> [Task directions]:
Please resume the news item about the King Yong garment factory workers in Managua, picking up right after its final sentence.
Segment Start: Excerpt to read
From owner-imap@chumbly.math.missouri.edu Wed Oct 30 07:30:13 2002
Date: Tue, 29 Oct 2002 17:07:03 -0600 (CST)
From: NicaNet <NicaNet@afgj.org>
Subject: Nicaragua Network Hotline
Article: 146532
To: undisclosed-recipients:;
Hundreds of workers at the King Yong garment factory in Managua protested last week that the Korean owners of the factory are violating their labor and human rights. Harling Bobadilla, of the Garment Workers Federation said that management had not provided a place for the workers to eat lunch and that safety and hygiene rules laid out by the Ministry of Labor were being violated. Workers are required to work Saturdays and Sundays but are not paid for that extra work. The workers are promised a base salary of US$17 per week, but they say that when they receive their pay, it only totals US$15. The owners refuse to pay workers anything above base pay based on their how much they produce, in open violation of the labor code, according to Bobadilla. The workers also say that they are threatened by managers carrying big sticks which the managers say are to make them work.
Segment End: Excerpt to read
Segment Start: Extracted material
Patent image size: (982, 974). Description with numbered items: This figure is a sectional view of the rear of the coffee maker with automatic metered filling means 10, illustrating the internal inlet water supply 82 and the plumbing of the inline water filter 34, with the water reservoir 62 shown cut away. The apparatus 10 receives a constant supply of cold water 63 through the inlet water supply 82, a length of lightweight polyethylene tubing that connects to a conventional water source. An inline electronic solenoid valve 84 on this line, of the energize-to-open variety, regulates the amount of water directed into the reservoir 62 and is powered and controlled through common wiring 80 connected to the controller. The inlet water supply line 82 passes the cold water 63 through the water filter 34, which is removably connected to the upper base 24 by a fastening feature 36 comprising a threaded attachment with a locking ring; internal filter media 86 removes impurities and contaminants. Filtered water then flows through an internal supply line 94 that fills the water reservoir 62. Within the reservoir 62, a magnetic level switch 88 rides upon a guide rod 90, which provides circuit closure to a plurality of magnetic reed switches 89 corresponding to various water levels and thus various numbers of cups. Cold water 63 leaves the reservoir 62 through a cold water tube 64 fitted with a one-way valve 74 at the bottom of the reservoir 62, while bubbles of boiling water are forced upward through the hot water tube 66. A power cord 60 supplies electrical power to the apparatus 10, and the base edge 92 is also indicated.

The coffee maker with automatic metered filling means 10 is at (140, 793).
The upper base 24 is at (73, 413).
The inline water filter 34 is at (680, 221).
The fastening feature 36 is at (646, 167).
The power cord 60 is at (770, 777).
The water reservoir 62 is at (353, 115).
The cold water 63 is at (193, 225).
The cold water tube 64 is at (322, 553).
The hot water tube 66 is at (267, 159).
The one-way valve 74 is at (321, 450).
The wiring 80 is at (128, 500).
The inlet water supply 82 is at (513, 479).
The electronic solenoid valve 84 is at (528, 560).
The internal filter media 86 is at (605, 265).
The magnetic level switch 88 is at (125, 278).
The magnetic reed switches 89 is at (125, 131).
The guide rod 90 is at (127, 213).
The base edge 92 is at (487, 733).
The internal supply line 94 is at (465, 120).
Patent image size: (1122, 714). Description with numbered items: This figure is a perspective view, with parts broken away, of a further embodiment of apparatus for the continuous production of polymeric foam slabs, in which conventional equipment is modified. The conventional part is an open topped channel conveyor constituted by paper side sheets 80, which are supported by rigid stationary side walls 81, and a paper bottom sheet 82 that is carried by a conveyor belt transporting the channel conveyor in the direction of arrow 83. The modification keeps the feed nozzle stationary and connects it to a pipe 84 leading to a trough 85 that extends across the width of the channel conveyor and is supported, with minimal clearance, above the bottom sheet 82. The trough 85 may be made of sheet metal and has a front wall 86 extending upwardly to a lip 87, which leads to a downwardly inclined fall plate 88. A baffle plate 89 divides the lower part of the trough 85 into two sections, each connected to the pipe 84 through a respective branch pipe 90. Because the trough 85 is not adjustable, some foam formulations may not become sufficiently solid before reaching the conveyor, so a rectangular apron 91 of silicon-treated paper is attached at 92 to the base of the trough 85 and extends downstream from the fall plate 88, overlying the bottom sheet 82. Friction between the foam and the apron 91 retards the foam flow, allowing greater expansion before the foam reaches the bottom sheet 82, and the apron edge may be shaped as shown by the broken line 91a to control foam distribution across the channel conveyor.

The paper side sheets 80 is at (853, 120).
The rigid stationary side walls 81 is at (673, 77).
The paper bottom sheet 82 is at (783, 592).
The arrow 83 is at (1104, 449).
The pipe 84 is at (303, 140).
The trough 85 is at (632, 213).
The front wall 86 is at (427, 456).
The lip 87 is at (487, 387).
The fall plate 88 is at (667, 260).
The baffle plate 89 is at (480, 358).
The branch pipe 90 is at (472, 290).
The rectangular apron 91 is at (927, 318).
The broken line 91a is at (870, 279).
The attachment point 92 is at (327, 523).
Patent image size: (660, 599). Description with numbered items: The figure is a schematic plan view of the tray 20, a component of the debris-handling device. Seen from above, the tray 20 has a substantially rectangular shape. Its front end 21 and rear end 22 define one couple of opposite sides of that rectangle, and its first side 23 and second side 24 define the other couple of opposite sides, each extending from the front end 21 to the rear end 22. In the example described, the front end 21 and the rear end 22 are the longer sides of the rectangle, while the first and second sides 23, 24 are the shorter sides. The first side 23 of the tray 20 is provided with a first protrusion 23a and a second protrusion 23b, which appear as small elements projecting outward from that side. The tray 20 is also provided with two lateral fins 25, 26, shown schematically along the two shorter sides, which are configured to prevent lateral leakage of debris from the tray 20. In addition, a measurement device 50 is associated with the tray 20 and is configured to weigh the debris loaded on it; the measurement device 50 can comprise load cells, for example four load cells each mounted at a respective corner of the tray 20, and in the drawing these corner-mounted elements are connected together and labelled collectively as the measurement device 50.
Segment End: Extracted material
> [Exercise output]:
The workers are afraid to organize a union because the owners fire
workers frequently for little or no reason. Bobadilla said that the
Ministry of Labor has still not authorized the King Yong factory to
function legally in Nicaragua because it has not fulfilled the safety
and hygiene requirements as yet. Gilberto Wong, who is the executive
director of the Free Trade Zone Corporation, said that he was unaware
that the factory was operating in the country. [The factory is not
located within the Las Mercedes
Free Trade Zone.] Workers said
that they had taken complaints about the factory to the inspector
general at the Labor Ministry and while they were promised an
inspection of the factory would be carried out soon, no inspectors
have visited the factory yet. Bobadilla said that the Garment Workers
Federation was preparing to make known to the international labor
rights movement the cruel way in which workers are being treated.